Stored dataset items
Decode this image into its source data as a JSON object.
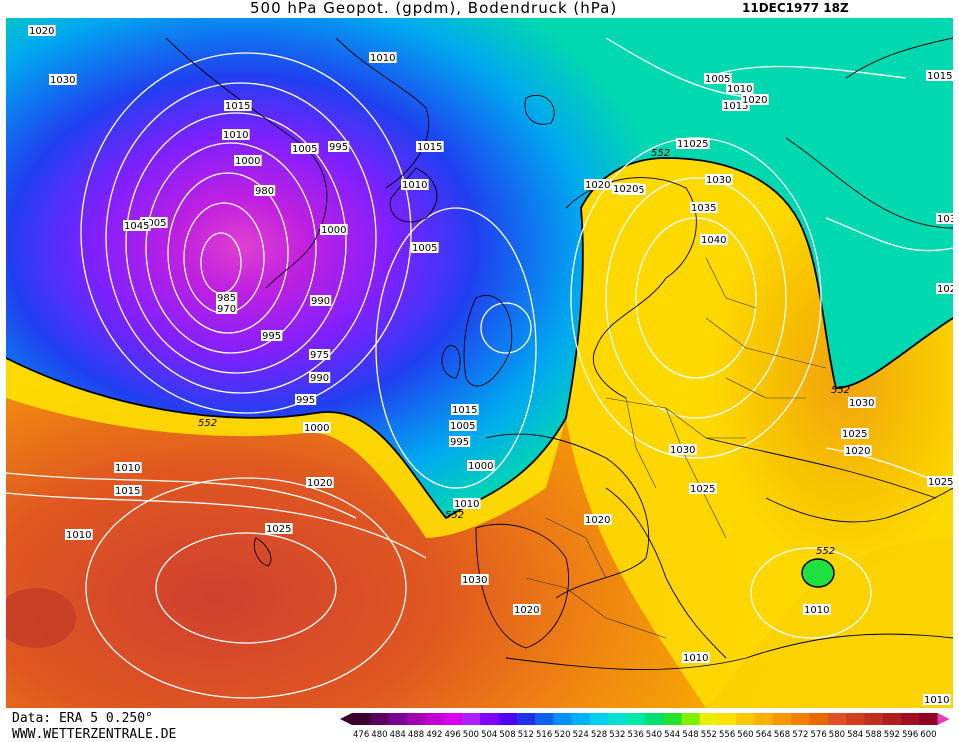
{
  "header": {
    "title": "500 hPa Geopot. (gpdm), Bodendruck (hPa)",
    "date": "11DEC1977 18Z"
  },
  "footer": {
    "data_source": "Data: ERA 5 0.250°",
    "website": "WWW.WETTERZENTRALE.DE"
  },
  "legend": {
    "values": [
      "476",
      "480",
      "484",
      "488",
      "492",
      "496",
      "500",
      "504",
      "508",
      "512",
      "516",
      "520",
      "524",
      "528",
      "532",
      "536",
      "540",
      "544",
      "548",
      "552",
      "556",
      "560",
      "564",
      "568",
      "572",
      "576",
      "580",
      "584",
      "588",
      "592",
      "596",
      "600"
    ],
    "colors": [
      "#3a0030",
      "#5a0060",
      "#7a0090",
      "#a000b0",
      "#c000d0",
      "#d800ec",
      "#b020ff",
      "#8000ff",
      "#5000f0",
      "#2030e8",
      "#1060f0",
      "#0090f8",
      "#00b0f8",
      "#00d0f0",
      "#00e0d0",
      "#00e8a8",
      "#00e070",
      "#20e030",
      "#80f000",
      "#e8f000",
      "#ffe000",
      "#ffc800",
      "#ffb000",
      "#f89800",
      "#f08000",
      "#e86800",
      "#e05020",
      "#d04020",
      "#c03020",
      "#b02020",
      "#a01020",
      "#900020"
    ]
  },
  "map": {
    "contour_552_label": "552",
    "pressure_labels": [
      "1020",
      "1030",
      "1010",
      "1015",
      "1010",
      "1005",
      "995",
      "1000",
      "990",
      "985",
      "980",
      "1000",
      "1005",
      "1010",
      "1015",
      "1020",
      "1025",
      "1030",
      "1035",
      "1040",
      "1045",
      "1005",
      "995",
      "985",
      "970",
      "975",
      "990",
      "995",
      "1000",
      "1005",
      "1010",
      "1015",
      "1005",
      "995",
      "1000",
      "1005",
      "1010",
      "1015",
      "1020",
      "1025",
      "1030",
      "1010",
      "1015",
      "1020",
      "1025",
      "1020",
      "1030",
      "1025",
      "1020",
      "1010",
      "1015",
      "1010",
      "1020",
      "1025",
      "1030",
      "1020",
      "1010",
      "1010",
      "1025",
      "1030",
      "1020",
      "1010",
      "552",
      "552",
      "552",
      "552",
      "552"
    ]
  }
}
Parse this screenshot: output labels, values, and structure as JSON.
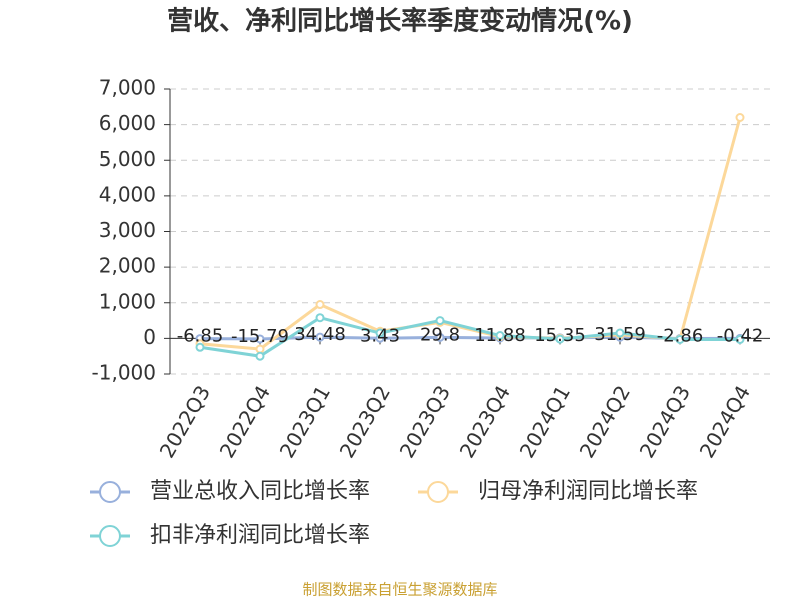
{
  "chart_data": {
    "type": "line",
    "title": "营收、净利同比增长率季度变动情况(%)",
    "source": "制图数据来自恒生聚源数据库",
    "categories": [
      "2022Q3",
      "2022Q4",
      "2023Q1",
      "2023Q2",
      "2023Q3",
      "2023Q4",
      "2024Q1",
      "2024Q2",
      "2024Q3",
      "2024Q4"
    ],
    "series": [
      {
        "name": "营业总收入同比增长率",
        "color": "#98b0dc",
        "values": [
          -6.85,
          -15.79,
          34.48,
          3.43,
          29.8,
          11.88,
          15.35,
          31.59,
          -2.86,
          -0.42
        ]
      },
      {
        "name": "归母净利润同比增长率",
        "color": "#fcd89a",
        "values": [
          -150,
          -300,
          950,
          200,
          450,
          50,
          0,
          100,
          -20,
          6200
        ]
      },
      {
        "name": "扣非净利润同比增长率",
        "color": "#7fd3d6",
        "values": [
          -250,
          -500,
          580,
          150,
          500,
          80,
          -20,
          150,
          -30,
          -30
        ]
      }
    ],
    "ylim": [
      -1000,
      7000
    ],
    "yticks": [
      {
        "value": -1000,
        "label": "-1,000"
      },
      0,
      {
        "value": 1000,
        "label": "1,000"
      },
      {
        "value": 2000,
        "label": "2,000"
      },
      {
        "value": 3000,
        "label": "3,000"
      },
      {
        "value": 4000,
        "label": "4,000"
      },
      {
        "value": 5000,
        "label": "5,000"
      },
      {
        "value": 6000,
        "label": "6,000"
      },
      {
        "value": 7000,
        "label": "7,000"
      }
    ],
    "grid": true
  }
}
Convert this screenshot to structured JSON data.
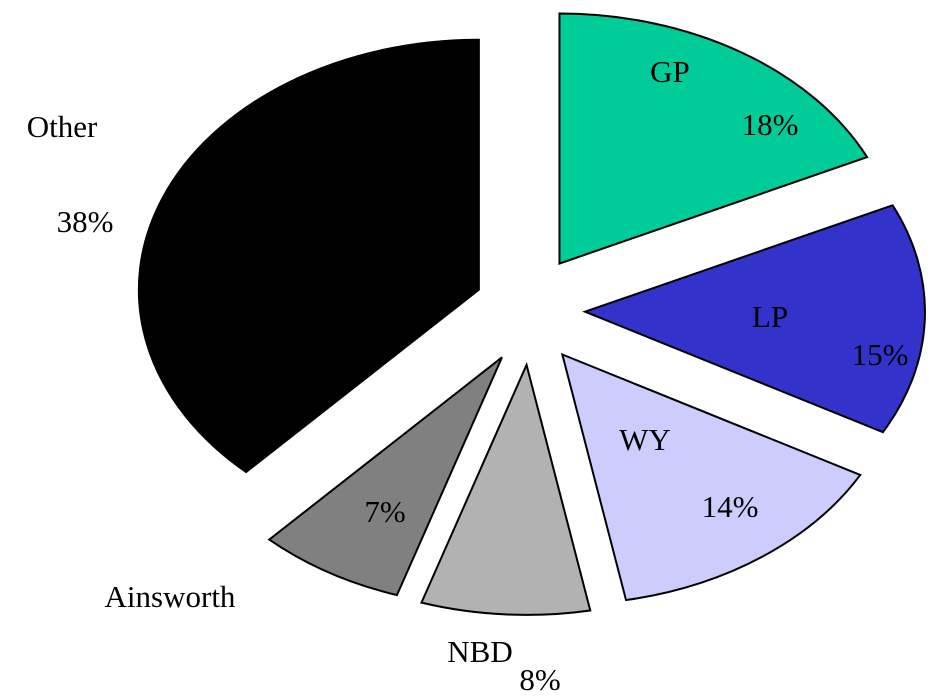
{
  "chart_data": {
    "type": "pie",
    "categories": [
      "GP",
      "LP",
      "WY",
      "NBD",
      "Ainsworth",
      "Other"
    ],
    "values": [
      18,
      15,
      14,
      8,
      7,
      38
    ],
    "value_labels": [
      "18%",
      "15%",
      "14%",
      "8%",
      "7%",
      "38%"
    ],
    "colors": [
      "#00cc99",
      "#3333cc",
      "#ccccff",
      "#b2b2b2",
      "#808080",
      "#000000"
    ]
  }
}
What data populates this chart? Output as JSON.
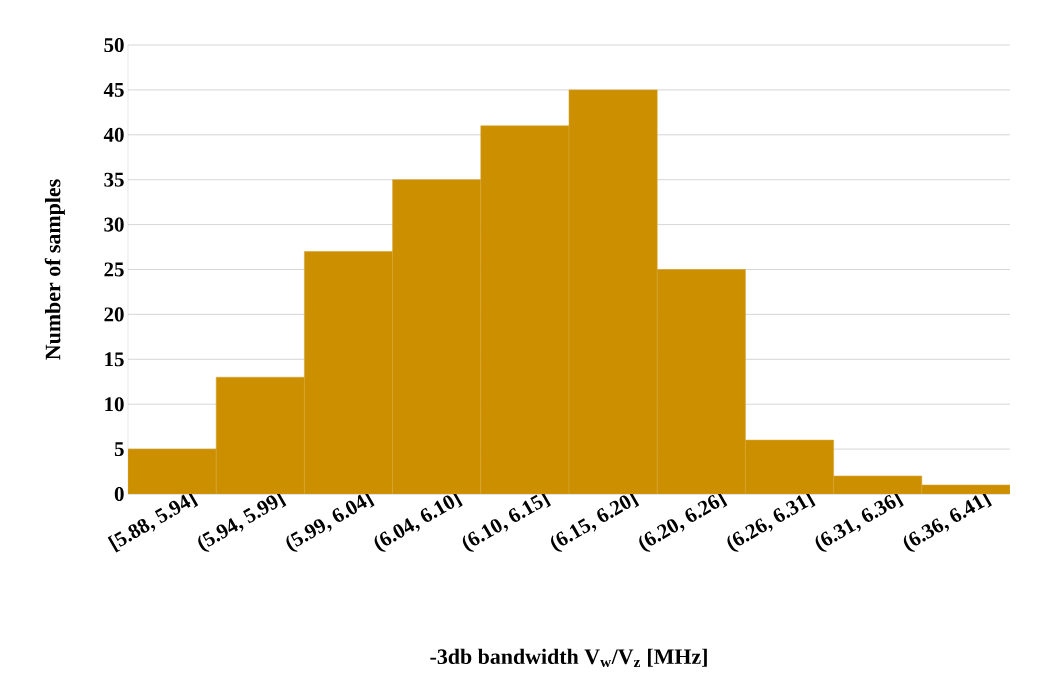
{
  "chart_data": {
    "type": "bar",
    "xlabel": "-3db bandwidth V$_{w}$/V$_{z}$ [MHz]",
    "ylabel": "Number of samples",
    "categories": [
      "[5.88, 5.94]",
      "(5.94, 5.99]",
      "(5.99, 6.04]",
      "(6.04, 6.10]",
      "(6.10, 6.15]",
      "(6.15, 6.20]",
      "(6.20, 6.26]",
      "(6.26, 6.31]",
      "(6.31, 6.36]",
      "(6.36, 6.41]"
    ],
    "values": [
      5,
      13,
      27,
      35,
      41,
      45,
      25,
      6,
      2,
      1
    ],
    "color": "#cc8f00",
    "ylim": [
      0,
      50
    ],
    "yticks": [
      0,
      5,
      10,
      15,
      20,
      25,
      30,
      35,
      40,
      45,
      50
    ],
    "grid": "y"
  }
}
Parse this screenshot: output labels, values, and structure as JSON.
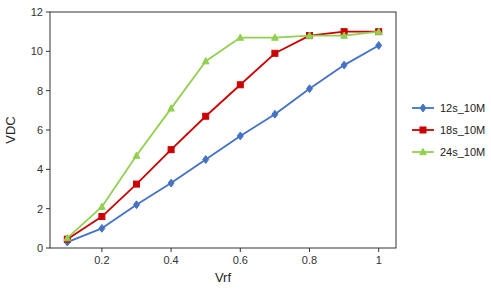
{
  "chart_data": {
    "type": "line",
    "xlabel": "Vrf",
    "ylabel": "VDC",
    "x": [
      0.1,
      0.2,
      0.3,
      0.4,
      0.5,
      0.6,
      0.7,
      0.8,
      0.9,
      1.0
    ],
    "series": [
      {
        "name": "12s_10M",
        "color": "#4472C4",
        "marker": "diamond",
        "values": [
          0.3,
          1.0,
          2.2,
          3.3,
          4.5,
          5.7,
          6.8,
          8.1,
          9.3,
          10.3
        ]
      },
      {
        "name": "18s_10M",
        "color": "#CC0000",
        "marker": "square",
        "values": [
          0.45,
          1.6,
          3.25,
          5.0,
          6.7,
          8.3,
          9.9,
          10.8,
          11.0,
          11.0
        ]
      },
      {
        "name": "24s_10M",
        "color": "#92D050",
        "marker": "triangle",
        "values": [
          0.5,
          2.1,
          4.7,
          7.1,
          9.5,
          10.7,
          10.7,
          10.8,
          10.8,
          11.0
        ]
      }
    ],
    "xlim": [
      0.05,
      1.05
    ],
    "ylim": [
      0,
      12
    ],
    "xticks": [
      0.2,
      0.4,
      0.6,
      0.8,
      1
    ],
    "yticks": [
      0,
      2,
      4,
      6,
      8,
      10,
      12
    ],
    "grid": false,
    "legend": "right"
  }
}
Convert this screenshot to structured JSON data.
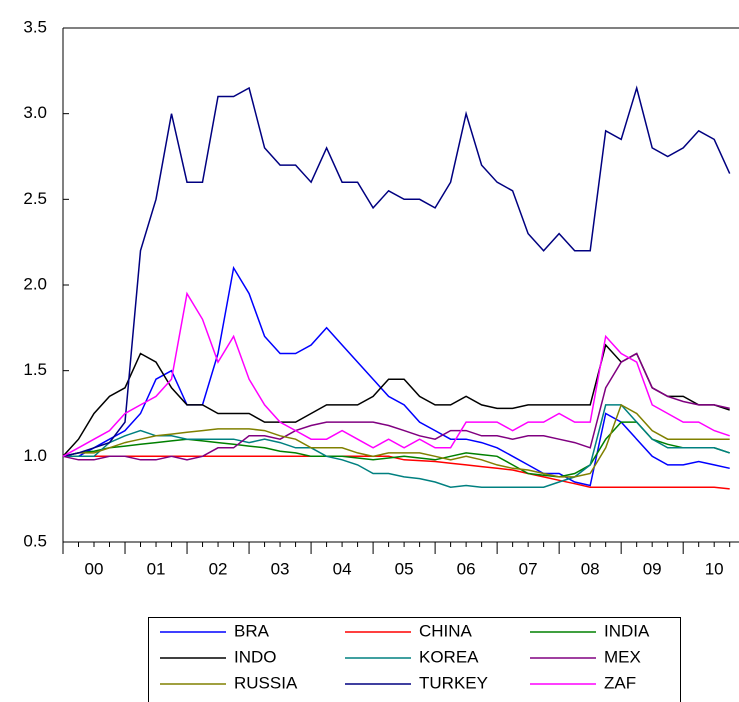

**Your task**: Find every line with the word "title" and state how many there are, with no other words.

**Answer for this exercise**: 2